◆ Required work
Go through the data below line by line and count those containing the word "this". Reply with the count only.
::::
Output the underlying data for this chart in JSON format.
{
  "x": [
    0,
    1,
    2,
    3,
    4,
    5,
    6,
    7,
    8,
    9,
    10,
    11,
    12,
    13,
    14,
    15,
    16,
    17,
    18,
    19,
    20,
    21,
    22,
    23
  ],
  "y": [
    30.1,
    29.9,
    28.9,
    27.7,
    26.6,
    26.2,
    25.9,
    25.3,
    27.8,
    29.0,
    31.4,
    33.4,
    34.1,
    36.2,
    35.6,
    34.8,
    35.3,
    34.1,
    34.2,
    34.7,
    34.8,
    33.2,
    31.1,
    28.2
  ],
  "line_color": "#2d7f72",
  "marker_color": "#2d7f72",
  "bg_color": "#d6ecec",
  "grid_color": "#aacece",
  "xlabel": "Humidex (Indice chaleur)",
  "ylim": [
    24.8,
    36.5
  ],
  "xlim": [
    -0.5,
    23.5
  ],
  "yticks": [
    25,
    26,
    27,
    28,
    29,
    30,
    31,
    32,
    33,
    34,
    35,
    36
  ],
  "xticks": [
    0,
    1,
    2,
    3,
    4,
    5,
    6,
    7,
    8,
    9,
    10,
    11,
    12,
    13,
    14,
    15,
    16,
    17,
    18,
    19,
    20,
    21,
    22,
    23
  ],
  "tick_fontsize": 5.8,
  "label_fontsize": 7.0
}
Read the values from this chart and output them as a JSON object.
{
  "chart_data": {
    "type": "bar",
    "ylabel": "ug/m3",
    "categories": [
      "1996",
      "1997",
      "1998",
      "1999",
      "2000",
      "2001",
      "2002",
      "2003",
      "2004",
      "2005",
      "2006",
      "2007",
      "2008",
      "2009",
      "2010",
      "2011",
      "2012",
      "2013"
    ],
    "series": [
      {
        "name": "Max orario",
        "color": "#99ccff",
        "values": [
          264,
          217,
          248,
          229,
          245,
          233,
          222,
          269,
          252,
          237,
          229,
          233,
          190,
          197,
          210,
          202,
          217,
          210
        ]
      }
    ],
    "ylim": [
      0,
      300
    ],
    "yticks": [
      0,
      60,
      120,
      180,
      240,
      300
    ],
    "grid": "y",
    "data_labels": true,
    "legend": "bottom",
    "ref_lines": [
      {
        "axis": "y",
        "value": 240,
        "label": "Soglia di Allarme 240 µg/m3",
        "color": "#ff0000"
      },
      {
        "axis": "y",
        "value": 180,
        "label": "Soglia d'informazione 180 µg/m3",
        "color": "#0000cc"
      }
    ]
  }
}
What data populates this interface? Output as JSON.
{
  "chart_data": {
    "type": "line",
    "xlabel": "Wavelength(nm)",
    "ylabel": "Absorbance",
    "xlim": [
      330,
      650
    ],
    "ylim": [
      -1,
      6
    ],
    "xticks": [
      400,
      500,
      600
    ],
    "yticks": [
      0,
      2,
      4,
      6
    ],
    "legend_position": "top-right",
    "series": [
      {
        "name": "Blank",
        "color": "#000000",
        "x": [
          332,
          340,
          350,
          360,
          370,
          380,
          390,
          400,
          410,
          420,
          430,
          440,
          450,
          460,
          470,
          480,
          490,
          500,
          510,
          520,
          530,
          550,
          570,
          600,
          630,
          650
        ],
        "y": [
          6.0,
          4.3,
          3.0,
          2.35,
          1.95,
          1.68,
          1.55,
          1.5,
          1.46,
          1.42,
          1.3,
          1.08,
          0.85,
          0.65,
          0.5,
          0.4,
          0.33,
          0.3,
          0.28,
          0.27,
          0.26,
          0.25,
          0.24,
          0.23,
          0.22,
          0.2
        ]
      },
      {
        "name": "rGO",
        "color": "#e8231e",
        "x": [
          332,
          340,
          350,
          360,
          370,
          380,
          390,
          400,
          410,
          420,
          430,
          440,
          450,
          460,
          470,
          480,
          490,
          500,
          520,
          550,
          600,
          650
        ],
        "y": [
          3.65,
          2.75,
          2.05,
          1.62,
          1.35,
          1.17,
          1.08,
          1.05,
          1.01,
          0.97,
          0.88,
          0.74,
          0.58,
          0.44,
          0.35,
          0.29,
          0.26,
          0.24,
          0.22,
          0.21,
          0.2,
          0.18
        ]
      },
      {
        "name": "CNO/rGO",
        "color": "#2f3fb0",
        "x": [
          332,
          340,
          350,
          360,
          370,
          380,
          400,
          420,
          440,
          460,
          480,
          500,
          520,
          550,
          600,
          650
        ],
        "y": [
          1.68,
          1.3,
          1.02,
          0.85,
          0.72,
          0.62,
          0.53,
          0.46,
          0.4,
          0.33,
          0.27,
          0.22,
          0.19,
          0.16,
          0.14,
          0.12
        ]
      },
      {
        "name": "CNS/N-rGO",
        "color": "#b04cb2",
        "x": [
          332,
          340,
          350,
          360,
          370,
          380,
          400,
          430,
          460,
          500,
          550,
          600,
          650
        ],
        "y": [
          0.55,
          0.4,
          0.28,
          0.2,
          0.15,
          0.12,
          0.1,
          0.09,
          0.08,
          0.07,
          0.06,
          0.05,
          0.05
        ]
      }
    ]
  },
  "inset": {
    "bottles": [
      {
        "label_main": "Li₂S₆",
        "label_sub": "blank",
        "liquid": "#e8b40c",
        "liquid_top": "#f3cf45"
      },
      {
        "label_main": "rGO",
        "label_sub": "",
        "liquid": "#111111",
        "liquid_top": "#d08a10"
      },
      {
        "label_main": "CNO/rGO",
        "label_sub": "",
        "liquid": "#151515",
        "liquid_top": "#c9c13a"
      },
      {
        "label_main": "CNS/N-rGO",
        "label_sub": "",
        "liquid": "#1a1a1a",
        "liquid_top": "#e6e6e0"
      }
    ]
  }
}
::::
◆ Exercise output
3